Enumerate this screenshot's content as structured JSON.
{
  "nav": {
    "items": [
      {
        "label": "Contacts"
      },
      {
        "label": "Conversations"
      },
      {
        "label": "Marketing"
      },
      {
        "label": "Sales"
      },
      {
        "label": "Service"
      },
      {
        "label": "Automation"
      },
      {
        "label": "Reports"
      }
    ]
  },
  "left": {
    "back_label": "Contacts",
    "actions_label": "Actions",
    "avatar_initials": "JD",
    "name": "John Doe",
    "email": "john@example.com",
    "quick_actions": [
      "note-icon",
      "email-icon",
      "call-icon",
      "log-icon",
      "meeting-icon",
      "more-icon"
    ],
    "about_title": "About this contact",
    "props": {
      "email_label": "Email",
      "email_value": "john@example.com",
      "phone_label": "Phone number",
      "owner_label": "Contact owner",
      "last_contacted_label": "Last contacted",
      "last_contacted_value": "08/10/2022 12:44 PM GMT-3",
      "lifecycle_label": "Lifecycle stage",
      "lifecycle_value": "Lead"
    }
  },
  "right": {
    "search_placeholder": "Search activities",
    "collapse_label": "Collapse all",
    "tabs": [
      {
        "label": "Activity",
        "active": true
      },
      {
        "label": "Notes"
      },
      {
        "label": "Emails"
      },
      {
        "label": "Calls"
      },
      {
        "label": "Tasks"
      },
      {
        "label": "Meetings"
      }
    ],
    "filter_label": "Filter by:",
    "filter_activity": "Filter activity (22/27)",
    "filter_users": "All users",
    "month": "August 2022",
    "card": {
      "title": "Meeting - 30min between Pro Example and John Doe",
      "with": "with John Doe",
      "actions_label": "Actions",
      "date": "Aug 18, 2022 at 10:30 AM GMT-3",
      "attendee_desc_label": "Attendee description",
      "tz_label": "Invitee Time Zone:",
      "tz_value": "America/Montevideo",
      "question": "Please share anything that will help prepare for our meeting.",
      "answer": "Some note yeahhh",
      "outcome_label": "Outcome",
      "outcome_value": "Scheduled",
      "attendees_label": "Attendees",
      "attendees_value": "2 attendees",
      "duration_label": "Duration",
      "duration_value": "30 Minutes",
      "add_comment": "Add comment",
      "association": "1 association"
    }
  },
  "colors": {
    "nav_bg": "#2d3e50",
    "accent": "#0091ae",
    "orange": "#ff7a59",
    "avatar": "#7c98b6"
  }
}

..............................

■ Brief ■
Restate the listing above word for word.

■ Answer to the exercise ■
Enumerate this screenshot's content as structured JSON.
{
  "nav": {
    "items": [
      {
        "label": "Contacts"
      },
      {
        "label": "Conversations"
      },
      {
        "label": "Marketing"
      },
      {
        "label": "Sales"
      },
      {
        "label": "Service"
      },
      {
        "label": "Automation"
      },
      {
        "label": "Reports"
      }
    ]
  },
  "left": {
    "back_label": "Contacts",
    "actions_label": "Actions",
    "avatar_initials": "JD",
    "name": "John Doe",
    "email": "john@example.com",
    "quick_actions": [
      "note-icon",
      "email-icon",
      "call-icon",
      "log-icon",
      "meeting-icon",
      "more-icon"
    ],
    "about_title": "About this contact",
    "props": {
      "email_label": "Email",
      "email_value": "john@example.com",
      "phone_label": "Phone number",
      "owner_label": "Contact owner",
      "last_contacted_label": "Last contacted",
      "last_contacted_value": "08/10/2022 12:44 PM GMT-3",
      "lifecycle_label": "Lifecycle stage",
      "lifecycle_value": "Lead"
    }
  },
  "right": {
    "search_placeholder": "Search activities",
    "collapse_label": "Collapse all",
    "tabs": [
      {
        "label": "Activity",
        "active": true
      },
      {
        "label": "Notes"
      },
      {
        "label": "Emails"
      },
      {
        "label": "Calls"
      },
      {
        "label": "Tasks"
      },
      {
        "label": "Meetings"
      }
    ],
    "filter_label": "Filter by:",
    "filter_activity": "Filter activity (22/27)",
    "filter_users": "All users",
    "month": "August 2022",
    "card": {
      "title": "Meeting - 30min between Pro Example and John Doe",
      "with": "with John Doe",
      "actions_label": "Actions",
      "date": "Aug 18, 2022 at 10:30 AM GMT-3",
      "attendee_desc_label": "Attendee description",
      "tz_label": "Invitee Time Zone:",
      "tz_value": "America/Montevideo",
      "question": "Please share anything that will help prepare for our meeting.",
      "answer": "Some note yeahhh",
      "outcome_label": "Outcome",
      "outcome_value": "Scheduled",
      "attendees_label": "Attendees",
      "attendees_value": "2 attendees",
      "duration_label": "Duration",
      "duration_value": "30 Minutes",
      "add_comment": "Add comment",
      "association": "1 association"
    }
  },
  "colors": {
    "nav_bg": "#2d3e50",
    "accent": "#0091ae",
    "orange": "#ff7a59",
    "avatar": "#7c98b6"
  }
}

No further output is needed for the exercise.